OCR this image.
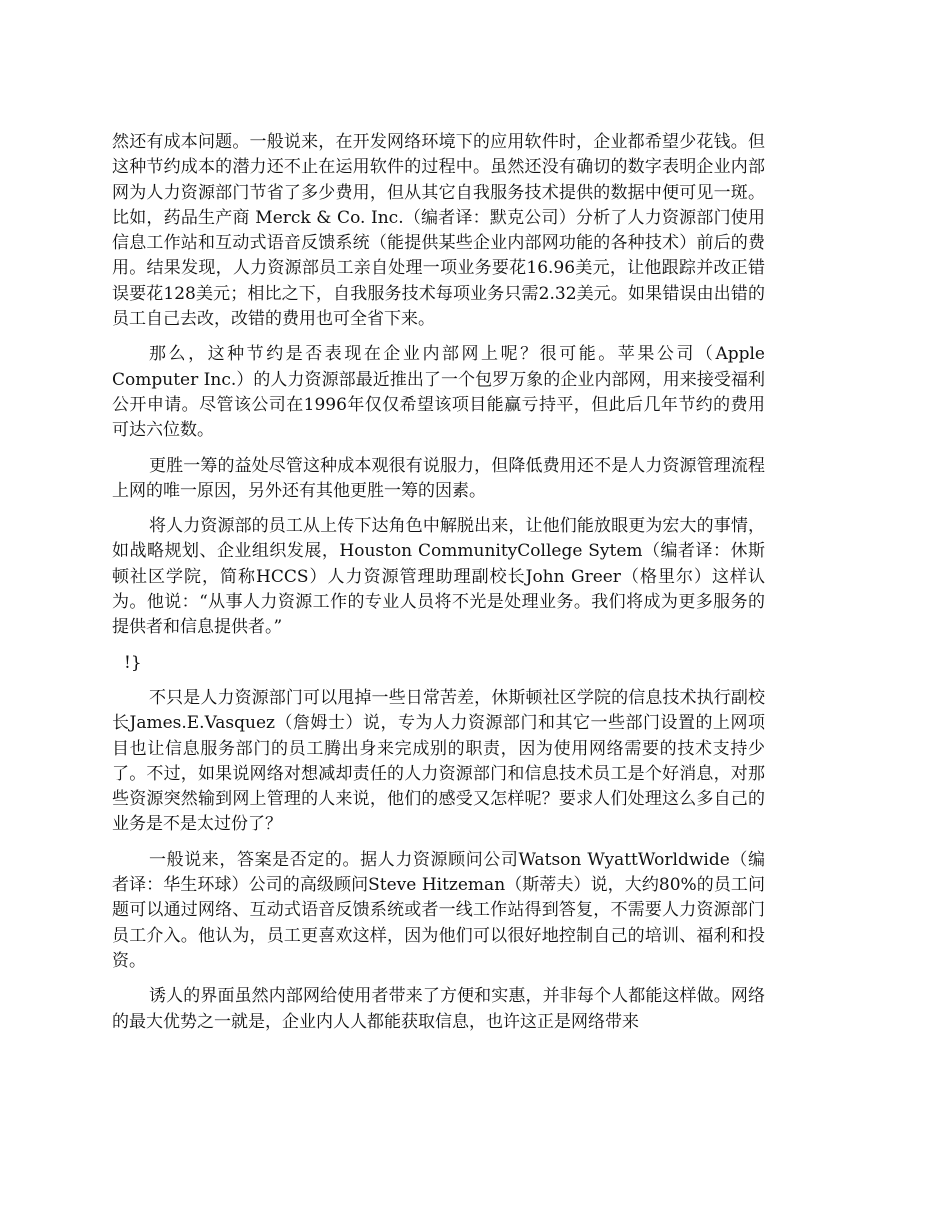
然还有成本问题。一般说来，在开发网络环境下的应用软件时，企业都希望少花钱。但这种节约成本的潜力还不止在运用软件的过程中。虽然还没有确切的数字表明企业内部网为人力资源部门节省了多少费用，但从其它自我服务技术提供的数据中便可见一斑。比如，药品生产商 Merck & Co. Inc.（编者译：默克公司）分析了人力资源部门使用信息工作站和互动式语音反馈系统（能提供某些企业内部网功能的各种技术）前后的费用。结果发现，人力资源部员工亲自处理一项业务要花16.96美元，让他跟踪并改正错误要花128美元；相比之下，自我服务技术每项业务只需2.32美元。如果错误由出错的员工自己去改，改错的费用也可全省下来。

那么，这种节约是否表现在企业内部网上呢？很可能。苹果公司（Apple Computer Inc.）的人力资源部最近推出了一个包罗万象的企业内部网，用来接受福利公开申请。尽管该公司在1996年仅仅希望该项目能赢亏持平，但此后几年节约的费用可达六位数。

更胜一筹的益处尽管这种成本观很有说服力，但降低费用还不是人力资源管理流程上网的唯一原因，另外还有其他更胜一筹的因素。

将人力资源部的员工从上传下达角色中解脱出来，让他们能放眼更为宏大的事情，如战略规划、企业组织发展，Houston CommunityCollege Sytem（编者译：休斯顿社区学院，简称HCCS）人力资源管理助理副校长John Greer（格里尔）这样认为。他说：“从事人力资源工作的专业人员将不光是处理业务。我们将成为更多服务的提供者和信息提供者。”

!}

不只是人力资源部门可以甩掉一些日常苦差，休斯顿社区学院的信息技术执行副校长James.E.Vasquez（詹姆士）说，专为人力资源部门和其它一些部门设置的上网项目也让信息服务部门的员工腾出身来完成别的职责，因为使用网络需要的技术支持少了。不过，如果说网络对想减却责任的人力资源部门和信息技术员工是个好消息，对那些资源突然输到网上管理的人来说，他们的感受又怎样呢？要求人们处理这么多自己的业务是不是太过份了？

一般说来，答案是否定的。据人力资源顾问公司Watson WyattWorldwide（编者译：华生环球）公司的高级顾问Steve Hitzeman（斯蒂夫）说，大约80%的员工问题可以通过网络、互动式语音反馈系统或者一线工作站得到答复，不需要人力资源部门员工介入。他认为，员工更喜欢这样，因为他们可以很好地控制自己的培训、福利和投资。

诱人的界面虽然内部网给使用者带来了方便和实惠，并非每个人都能这样做。网络的最大优势之一就是，企业内人人都能获取信息，也许这正是网络带来
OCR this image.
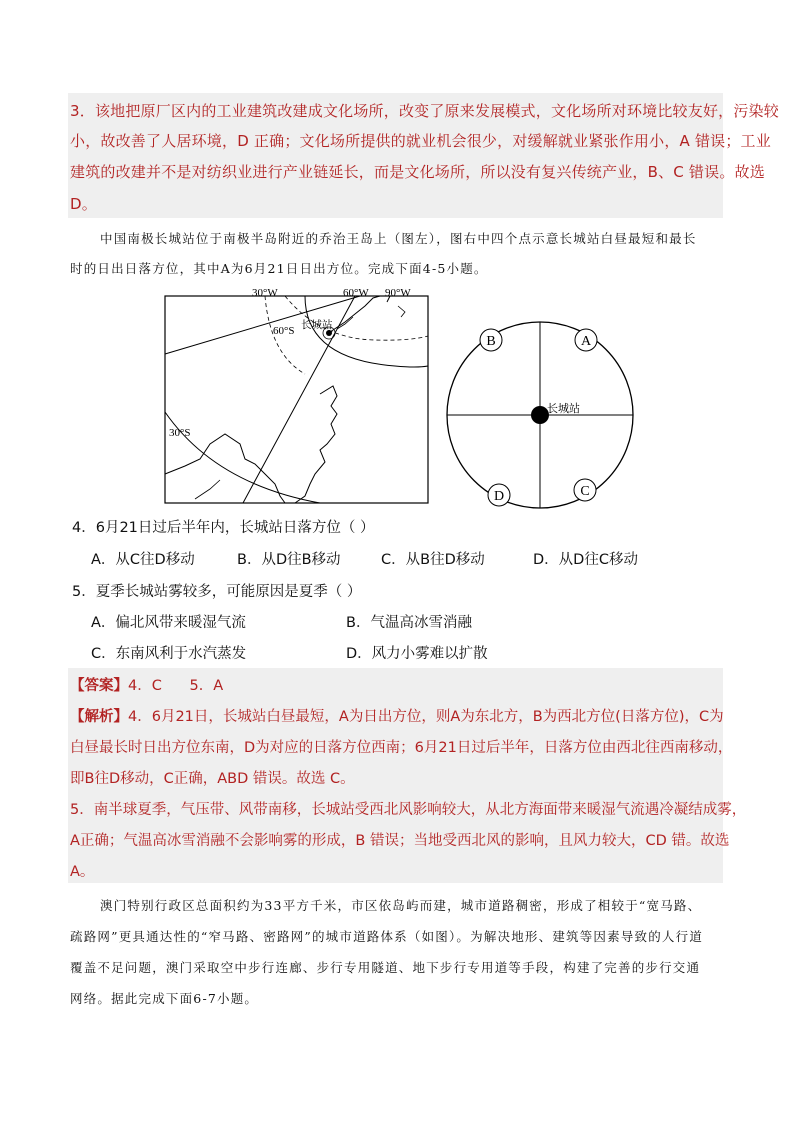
3．该地把原厂区内的工业建筑改建成文化场所，改变了原来发展模式，文化场所对环境比较友好，污染较
小，故改善了人居环境，D 正确；文化场所提供的就业机会很少，对缓解就业紧张作用小，A 错误；工业
建筑的改建并不是对纺织业进行产业链延长，而是文化场所，所以没有复兴传统产业，B、C 错误。故选
D。
中国南极长城站位于南极半岛附近的乔治王岛上（图左），图右中四个点示意长城站白昼最短和最长
时的日出日落方位，其中A为6月21日日出方位。完成下面4-5小题。
30°W	60°W 90°W
60°S
30°S
长城站
长城站
B	A
D	C
4．6月21日过后半年内，长城站日落方位（ ）
A．从C往D移动	B．从D往B移动	C．从B往D移动	D．从D往C移动
5．夏季长城站雾较多，可能原因是夏季（ ）
A．偏北风带来暖湿气流	B．气温高冰雪消融
C．东南风利于水汽蒸发	D．风力小雾难以扩散
【答案】4．C      5．A
【解析】4．6月21日，长城站白昼最短，A为日出方位，则A为东北方，B为西北方位(日落方位)，C为
白昼最长时日出方位东南，D为对应的日落方位西南；6月21日过后半年，日落方位由西北往西南移动，
即B往D移动，C正确，ABD 错误。故选 C。
5．南半球夏季，气压带、风带南移，长城站受西北风影响较大，从北方海面带来暖湿气流遇冷凝结成雾，
A正确；气温高冰雪消融不会影响雾的形成，B 错误；当地受西北风的影响，且风力较大，CD 错。故选
A。
澳门特别行政区总面积约为33平方千米，市区依岛屿而建，城市道路稠密，形成了相较于“宽马路、
疏路网”更具通达性的“窄马路、密路网”的城市道路体系（如图）。为解决地形、建筑等因素导致的人行道
覆盖不足问题，澳门采取空中步行连廊、步行专用隧道、地下步行专用道等手段，构建了完善的步行交通
网络。据此完成下面6-7小题。
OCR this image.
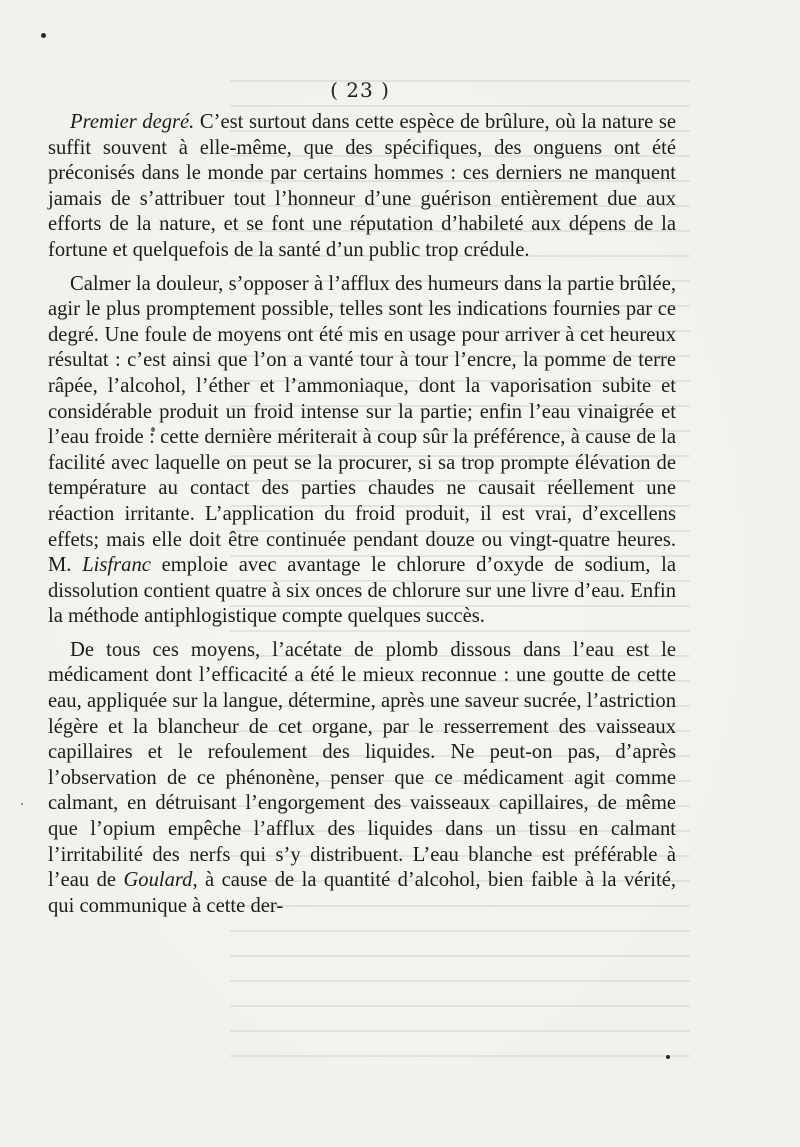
( 23 )

Premier degré. C’est surtout dans cette espèce de brûlure, où la nature se suffit souvent à elle-même, que des spécifiques, des onguens ont été préconisés dans le monde par certains hommes : ces derniers ne manquent jamais de s’attribuer tout l’honneur d’une guérison entièrement due aux efforts de la nature, et se font une réputation d’habileté aux dépens de la fortune et quelquefois de la santé d’un public trop crédule.

Calmer la douleur, s’opposer à l’afflux des humeurs dans la partie brûlée, agir le plus promptement possible, telles sont les indications fournies par ce degré. Une foule de moyens ont été mis en usage pour arriver à cet heureux résultat : c’est ainsi que l’on a vanté tour à tour l’encre, la pomme de terre râpée, l’alcohol, l’éther et l’ammoniaque, dont la vaporisation subite et considérable produit un froid intense sur la partie; enfin l’eau vinaigrée et l’eau froide : cette dernière mériterait à coup sûr la préférence, à cause de la facilité avec laquelle on peut se la procurer, si sa trop prompte élévation de température au contact des parties chaudes ne causait réellement une réaction irritante. L’application du froid produit, il est vrai, d’excellens effets; mais elle doit être continuée pendant douze ou vingt-quatre heures. M. Lisfranc emploie avec avantage le chlorure d’oxyde de sodium, la dissolution contient quatre à six onces de chlorure sur une livre d’eau. Enfin la méthode antiphlogistique compte quelques succès.

De tous ces moyens, l’acétate de plomb dissous dans l’eau est le médicament dont l’efficacité a été le mieux reconnue : une goutte de cette eau, appliquée sur la langue, détermine, après une saveur sucrée, l’astriction légère et la blancheur de cet organe, par le resserrement des vaisseaux capillaires et le refoulement des liquides. Ne peut-on pas, d’après l’observation de ce phénonène, penser que ce médicament agit comme calmant, en détruisant l’engorgement des vaisseaux capillaires, de même que l’opium empêche l’afflux des liquides dans un tissu en calmant l’irritabilité des nerfs qui s’y distribuent. L’eau blanche est préférable à l’eau de Goulard, à cause de la quantité d’alcohol, bien faible à la vérité, qui communique à cette der-
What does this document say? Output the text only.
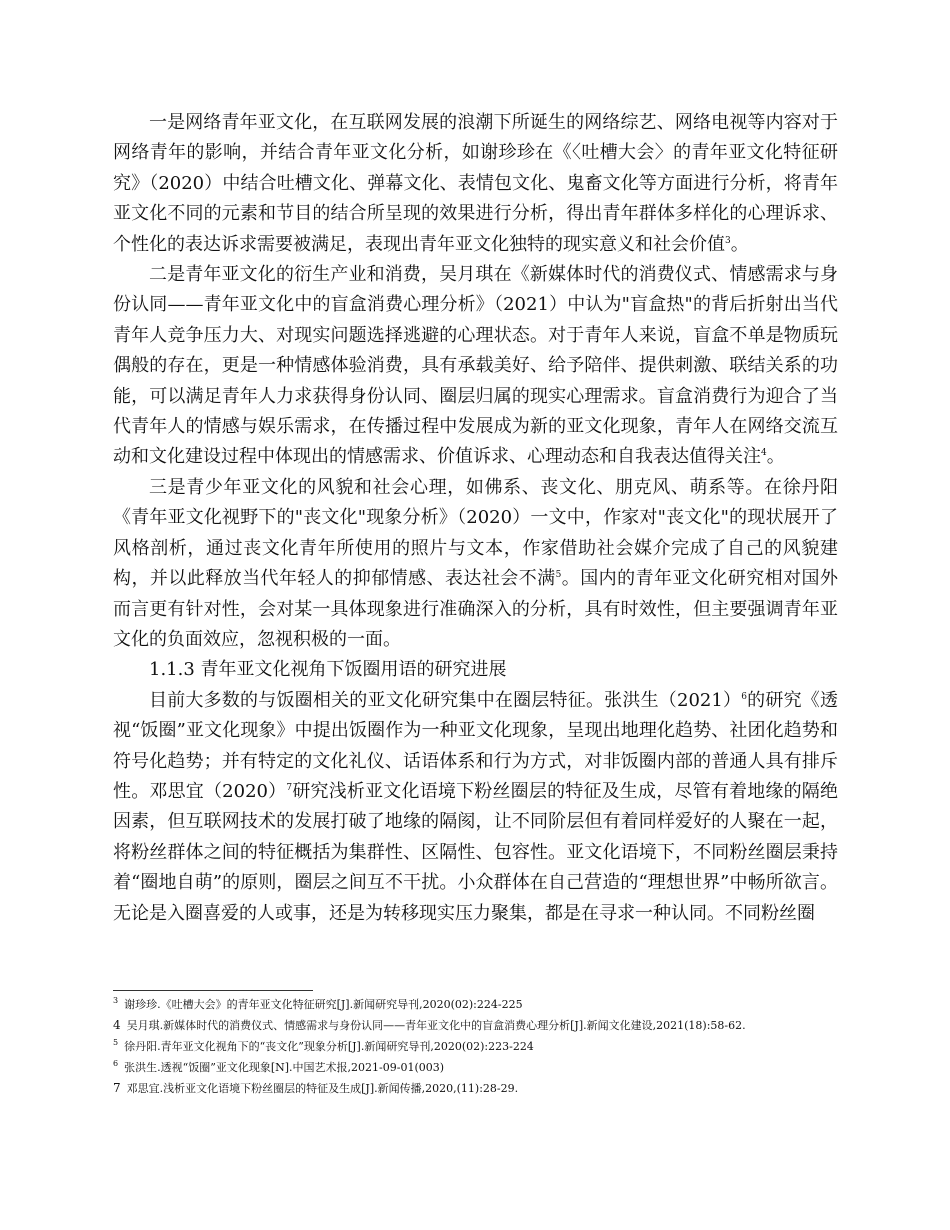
一是网络青年亚文化，在互联网发展的浪潮下所诞生的网络综艺、网络电视等内容对于网络青年的影响，并结合青年亚文化分析，如谢珍珍在《〈吐槽大会〉的青年亚文化特征研究》（2020）中结合吐槽文化、弹幕文化、表情包文化、鬼畜文化等方面进行分析，将青年亚文化不同的元素和节目的结合所呈现的效果进行分析，得出青年群体多样化的心理诉求、个性化的表达诉求需要被满足，表现出青年亚文化独特的现实意义和社会价值$^3$。

二是青年亚文化的衍生产业和消费，吴月琪在《新媒体时代的消费仪式、情感需求与身份认同——青年亚文化中的盲盒消费心理分析》（2021）中认为"盲盒热"的背后折射出当代青年人竞争压力大、对现实问题选择逃避的心理状态。对于青年人来说，盲盒不单是物质玩偶般的存在，更是一种情感体验消费，具有承载美好、给予陪伴、提供刺激、联结关系的功能，可以满足青年人力求获得身份认同、圈层归属的现实心理需求。盲盒消费行为迎合了当代青年人的情感与娱乐需求，在传播过程中发展成为新的亚文化现象，青年人在网络交流互动和文化建设过程中体现出的情感需求、价值诉求、心理动态和自我表达值得关注$^4$。

三是青少年亚文化的风貌和社会心理，如佛系、丧文化、朋克风、萌系等。在徐丹阳《青年亚文化视野下的"丧文化"现象分析》（2020）一文中，作家对"丧文化"的现状展开了风格剖析，通过丧文化青年所使用的照片与文本，作家借助社会媒介完成了自己的风貌建构，并以此释放当代年轻人的抑郁情感、表达社会不满$^5$。国内的青年亚文化研究相对国外而言更有针对性，会对某一具体现象进行准确深入的分析，具有时效性，但主要强调青年亚文化的负面效应，忽视积极的一面。

1.1.3 青年亚文化视角下饭圈用语的研究进展

目前大多数的与饭圈相关的亚文化研究集中在圈层特征。张洪生（2021）$^6$的研究《透视“饭圈”亚文化现象》中提出饭圈作为一种亚文化现象，呈现出地理化趋势、社团化趋势和符号化趋势；并有特定的文化礼仪、话语体系和行为方式，对非饭圈内部的普通人具有排斥性。邓思宜（2020）$^7$研究浅析亚文化语境下粉丝圈层的特征及生成，尽管有着地缘的隔绝因素，但互联网技术的发展打破了地缘的隔阂，让不同阶层但有着同样爱好的人聚在一起，将粉丝群体之间的特征概括为集群性、区隔性、包容性。亚文化语境下，不同粉丝圈层秉持着“圈地自萌”的原则，圈层之间互不干扰。小众群体在自己营造的“理想世界”中畅所欲言。无论是入圈喜爱的人或事，还是为转移现实压力聚集，都是在寻求一种认同。不同粉丝圈

$^3$ 谢珍珍.《吐槽大会》的青年亚文化特征研究[J].新闻研究导刊,2020(02):224-225
4 吴月琪.新媒体时代的消费仪式、情感需求与身份认同——青年亚文化中的盲盒消费心理分析[J].新闻文化建设,2021(18):58-62.
$^5$ 徐丹阳.青年亚文化视角下的“丧文化”现象分析[J].新闻研究导刊,2020(02):223-224
$^6$ 张洪生.透视“饭圈”亚文化现象[N].中国艺术报,2021-09-01(003)
7 邓思宜.浅析亚文化语境下粉丝圈层的特征及生成[J].新闻传播,2020,(11):28-29.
--------
# OBJECTIVE:
Look over the records above and copy each line that includes the string "一般说来".

# ANSWER:
然还有成本问题。一般说来，在开发网络环境下的应用软件时，企业都希望少花钱。但这种节约成本的潜力还不止在运用软件的过程中。虽然还没有确切的数字表明企业内部网为人力资源部门节省了多少费用，但从其它自我服务技术提供的数据中便可见一斑。比如，药品生产商 Merck & Co. Inc.（编者译：默克公司）分析了人力资源部门使用信息工作站和互动式语音反馈系统（能提供某些企业内部网功能的各种技术）前后的费用。结果发现，人力资源部员工亲自处理一项业务要花16.96美元，让他跟踪并改正错误要花128美元；相比之下，自我服务技术每项业务只需2.32美元。如果错误由出错的员工自己去改，改错的费用也可全省下来。
一般说来，答案是否定的。据人力资源顾问公司Watson WyattWorldwide（编者译：华生环球）公司的高级顾问Steve Hitzeman（斯蒂夫）说，大约80%的员工问题可以通过网络、互动式语音反馈系统或者一线工作站得到答复，不需要人力资源部门员工介入。他认为，员工更喜欢这样，因为他们可以很好地控制自己的培训、福利和投资。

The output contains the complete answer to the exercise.